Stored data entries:
***
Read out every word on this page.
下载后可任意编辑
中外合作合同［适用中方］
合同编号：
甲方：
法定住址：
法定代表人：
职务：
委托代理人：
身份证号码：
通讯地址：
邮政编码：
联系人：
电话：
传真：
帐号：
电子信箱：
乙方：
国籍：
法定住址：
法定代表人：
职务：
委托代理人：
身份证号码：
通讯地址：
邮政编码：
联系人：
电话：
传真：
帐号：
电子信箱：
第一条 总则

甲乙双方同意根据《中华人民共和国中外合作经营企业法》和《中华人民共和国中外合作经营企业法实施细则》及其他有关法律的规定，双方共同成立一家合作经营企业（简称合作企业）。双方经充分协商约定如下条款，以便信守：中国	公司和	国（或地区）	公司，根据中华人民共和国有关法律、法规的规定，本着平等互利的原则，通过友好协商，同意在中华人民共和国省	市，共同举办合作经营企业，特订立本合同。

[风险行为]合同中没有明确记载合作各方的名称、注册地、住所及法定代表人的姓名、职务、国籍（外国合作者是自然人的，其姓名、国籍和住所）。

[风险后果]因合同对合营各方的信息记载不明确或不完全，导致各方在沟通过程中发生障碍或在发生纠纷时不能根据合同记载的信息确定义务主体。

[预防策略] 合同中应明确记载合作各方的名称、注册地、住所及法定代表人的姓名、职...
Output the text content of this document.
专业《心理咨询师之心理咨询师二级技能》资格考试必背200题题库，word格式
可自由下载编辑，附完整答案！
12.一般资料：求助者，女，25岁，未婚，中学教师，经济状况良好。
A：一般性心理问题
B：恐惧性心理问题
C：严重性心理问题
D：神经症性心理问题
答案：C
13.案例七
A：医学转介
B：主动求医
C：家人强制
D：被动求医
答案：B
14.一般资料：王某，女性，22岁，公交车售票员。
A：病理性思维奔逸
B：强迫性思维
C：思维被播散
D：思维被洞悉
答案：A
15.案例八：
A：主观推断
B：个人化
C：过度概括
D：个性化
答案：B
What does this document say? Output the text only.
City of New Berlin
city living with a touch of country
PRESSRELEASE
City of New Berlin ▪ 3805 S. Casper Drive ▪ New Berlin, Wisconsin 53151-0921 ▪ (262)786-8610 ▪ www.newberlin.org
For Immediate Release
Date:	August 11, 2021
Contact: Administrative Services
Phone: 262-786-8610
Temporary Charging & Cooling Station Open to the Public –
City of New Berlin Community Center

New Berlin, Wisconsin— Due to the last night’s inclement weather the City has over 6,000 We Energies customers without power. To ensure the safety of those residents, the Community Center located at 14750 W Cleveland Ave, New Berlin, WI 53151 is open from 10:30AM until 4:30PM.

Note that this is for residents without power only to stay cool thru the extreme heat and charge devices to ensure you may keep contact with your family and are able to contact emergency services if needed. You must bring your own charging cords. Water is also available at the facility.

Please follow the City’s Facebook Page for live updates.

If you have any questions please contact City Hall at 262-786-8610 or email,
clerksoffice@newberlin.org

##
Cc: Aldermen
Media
***
▶ _Task description_: Take the listing above and write it out again exactly.

▶ _Written answer_:
Read out every word on this page.
下载后可任意编辑
中外合作合同［适用中方］
合同编号：
甲方：
法定住址：
法定代表人：
职务：
委托代理人：
身份证号码：
通讯地址：
邮政编码：
联系人：
电话：
传真：
帐号：
电子信箱：
乙方：
国籍：
法定住址：
法定代表人：
职务：
委托代理人：
身份证号码：
通讯地址：
邮政编码：
联系人：
电话：
传真：
帐号：
电子信箱：
第一条 总则

甲乙双方同意根据《中华人民共和国中外合作经营企业法》和《中华人民共和国中外合作经营企业法实施细则》及其他有关法律的规定，双方共同成立一家合作经营企业（简称合作企业）。双方经充分协商约定如下条款，以便信守：中国	公司和	国（或地区）	公司，根据中华人民共和国有关法律、法规的规定，本着平等互利的原则，通过友好协商，同意在中华人民共和国省	市，共同举办合作经营企业，特订立本合同。

[风险行为]合同中没有明确记载合作各方的名称、注册地、住所及法定代表人的姓名、职务、国籍（外国合作者是自然人的，其姓名、国籍和住所）。

[风险后果]因合同对合营各方的信息记载不明确或不完全，导致各方在沟通过程中发生障碍或在发生纠纷时不能根据合同记载的信息确定义务主体。

[预防策略] 合同中应明确记载合作各方的名称、注册地、住所及法定代表人的姓名、职...
Output the text content of this document.
专业《心理咨询师之心理咨询师二级技能》资格考试必背200题题库，word格式
可自由下载编辑，附完整答案！
12.一般资料：求助者，女，25岁，未婚，中学教师，经济状况良好。
A：一般性心理问题
B：恐惧性心理问题
C：严重性心理问题
D：神经症性心理问题
答案：C
13.案例七
A：医学转介
B：主动求医
C：家人强制
D：被动求医
答案：B
14.一般资料：王某，女性，22岁，公交车售票员。
A：病理性思维奔逸
B：强迫性思维
C：思维被播散
D：思维被洞悉
答案：A
15.案例八：
A：主观推断
B：个人化
C：过度概括
D：个性化
答案：B
What does this document say? Output the text only.
City of New Berlin
city living with a touch of country
PRESSRELEASE
City of New Berlin ▪ 3805 S. Casper Drive ▪ New Berlin, Wisconsin 53151-0921 ▪ (262)786-8610 ▪ www.newberlin.org
For Immediate Release
Date:	August 11, 2021
Contact: Administrative Services
Phone: 262-786-8610
Temporary Charging & Cooling Station Open to the Public –
City of New Berlin Community Center

New Berlin, Wisconsin— Due to the last night’s inclement weather the City has over 6,000 We Energies customers without power. To ensure the safety of those residents, the Community Center located at 14750 W Cleveland Ave, New Berlin, WI 53151 is open from 10:30AM until 4:30PM.

Note that this is for residents without power only to stay cool thru the extreme heat and charge devices to ensure you may keep contact with your family and are able to contact emergency services if needed. You must bring your own charging cords. Water is also available at the facility.

Please follow the City’s Facebook Page for live updates.

If you have any questions please contact City Hall at 262-786-8610 or email,
clerksoffice@newberlin.org

##
Cc: Aldermen
Media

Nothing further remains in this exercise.